#### DATA PROVIDED:
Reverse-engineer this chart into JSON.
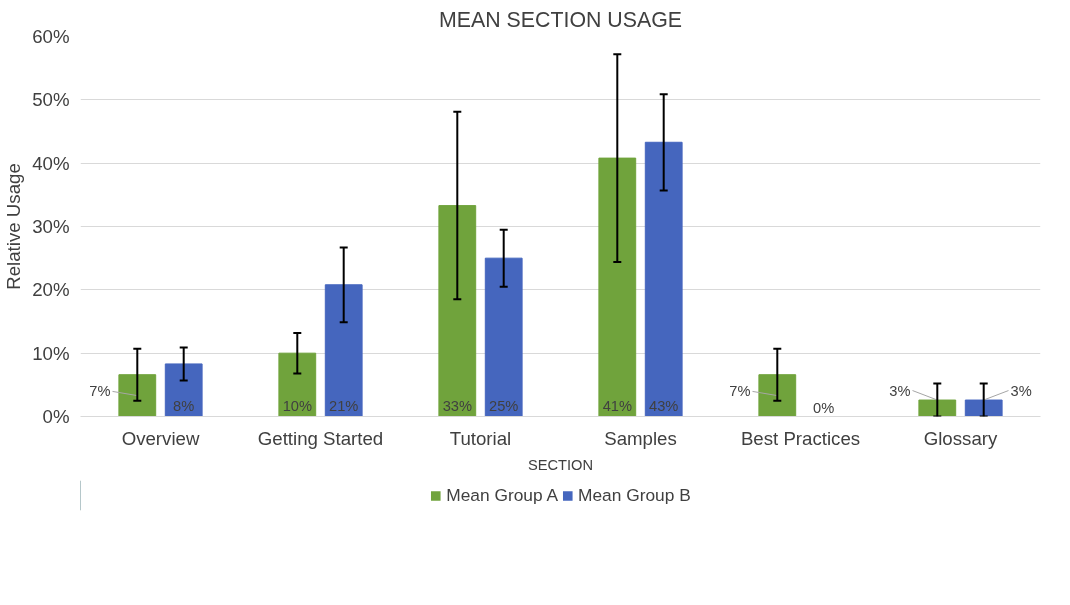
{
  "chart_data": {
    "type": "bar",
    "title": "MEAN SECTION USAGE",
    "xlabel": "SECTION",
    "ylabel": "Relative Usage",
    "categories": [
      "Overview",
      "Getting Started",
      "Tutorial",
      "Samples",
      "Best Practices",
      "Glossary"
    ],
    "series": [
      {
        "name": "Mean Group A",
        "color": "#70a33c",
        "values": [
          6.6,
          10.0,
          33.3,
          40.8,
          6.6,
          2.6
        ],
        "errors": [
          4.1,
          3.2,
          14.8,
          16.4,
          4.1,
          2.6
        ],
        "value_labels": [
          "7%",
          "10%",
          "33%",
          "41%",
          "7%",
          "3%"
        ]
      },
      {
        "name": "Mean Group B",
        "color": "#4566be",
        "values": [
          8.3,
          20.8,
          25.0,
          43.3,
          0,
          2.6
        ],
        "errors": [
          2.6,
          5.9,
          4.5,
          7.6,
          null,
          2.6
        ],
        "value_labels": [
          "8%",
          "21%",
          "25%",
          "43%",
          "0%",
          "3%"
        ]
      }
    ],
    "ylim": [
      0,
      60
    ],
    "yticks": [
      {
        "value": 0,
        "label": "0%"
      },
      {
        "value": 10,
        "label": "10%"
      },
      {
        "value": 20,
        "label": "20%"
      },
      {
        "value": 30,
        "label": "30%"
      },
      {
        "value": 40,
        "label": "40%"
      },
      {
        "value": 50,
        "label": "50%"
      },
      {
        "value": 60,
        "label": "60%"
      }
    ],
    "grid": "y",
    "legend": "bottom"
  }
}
* * *
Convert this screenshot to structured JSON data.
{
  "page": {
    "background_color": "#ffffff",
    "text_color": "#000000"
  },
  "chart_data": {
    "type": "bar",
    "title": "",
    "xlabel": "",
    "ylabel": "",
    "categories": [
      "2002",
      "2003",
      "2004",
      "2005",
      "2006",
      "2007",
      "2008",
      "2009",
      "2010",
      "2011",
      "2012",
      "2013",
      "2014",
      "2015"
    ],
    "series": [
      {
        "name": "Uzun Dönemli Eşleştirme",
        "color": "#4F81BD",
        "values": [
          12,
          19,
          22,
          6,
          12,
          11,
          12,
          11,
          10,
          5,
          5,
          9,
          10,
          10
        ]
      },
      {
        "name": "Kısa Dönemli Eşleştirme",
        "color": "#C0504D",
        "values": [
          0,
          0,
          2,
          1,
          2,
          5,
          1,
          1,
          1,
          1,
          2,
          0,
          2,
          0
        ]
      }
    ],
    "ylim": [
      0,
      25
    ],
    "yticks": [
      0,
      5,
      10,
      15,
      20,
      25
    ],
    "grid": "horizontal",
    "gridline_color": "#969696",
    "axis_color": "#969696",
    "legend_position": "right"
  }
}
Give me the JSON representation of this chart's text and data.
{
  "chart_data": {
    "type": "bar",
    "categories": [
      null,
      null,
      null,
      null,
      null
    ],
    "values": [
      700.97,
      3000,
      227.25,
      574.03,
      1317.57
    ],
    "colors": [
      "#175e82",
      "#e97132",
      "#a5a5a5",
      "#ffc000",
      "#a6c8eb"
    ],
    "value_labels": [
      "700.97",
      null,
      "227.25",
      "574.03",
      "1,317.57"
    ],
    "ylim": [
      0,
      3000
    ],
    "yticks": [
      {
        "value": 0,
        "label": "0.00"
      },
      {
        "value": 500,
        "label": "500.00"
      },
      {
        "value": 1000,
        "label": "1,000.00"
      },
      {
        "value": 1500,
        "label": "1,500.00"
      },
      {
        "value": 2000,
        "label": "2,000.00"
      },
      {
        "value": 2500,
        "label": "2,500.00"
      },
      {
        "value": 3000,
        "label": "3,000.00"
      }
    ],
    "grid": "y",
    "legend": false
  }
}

#### EXERCISE DESCRIPTION:
From the records above, pull out each line that has "Dönemli".

#### THE RESULT:
        "name": "Uzun Dönemli Eşleştirme",
        "name": "Kısa Dönemli Eşleştirme",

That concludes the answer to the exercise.